**EXERCISE DIRECTIONS**
Could you output each line of the records below verbatim, with no changes?

╭─ SOURCE RECORDS

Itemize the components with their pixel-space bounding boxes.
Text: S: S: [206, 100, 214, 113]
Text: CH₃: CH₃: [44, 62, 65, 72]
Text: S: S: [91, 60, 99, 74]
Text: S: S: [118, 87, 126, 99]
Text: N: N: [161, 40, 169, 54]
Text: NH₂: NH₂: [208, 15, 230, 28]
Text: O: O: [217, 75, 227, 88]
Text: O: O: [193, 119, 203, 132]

╰─

**SOLUTION TO THIS PROBLEM**
Itemize the components with their pixel-space bounding boxes.
Text: S: S: [206, 100, 214, 113]
Text: CH₃: CH₃: [44, 62, 65, 72]
Text: S: S: [91, 60, 99, 74]
Text: S: S: [118, 87, 126, 99]
Text: N: N: [161, 40, 169, 54]
Text: NH₂: NH₂: [208, 15, 230, 28]
Text: O: O: [217, 75, 227, 88]
Text: O: O: [193, 119, 203, 132]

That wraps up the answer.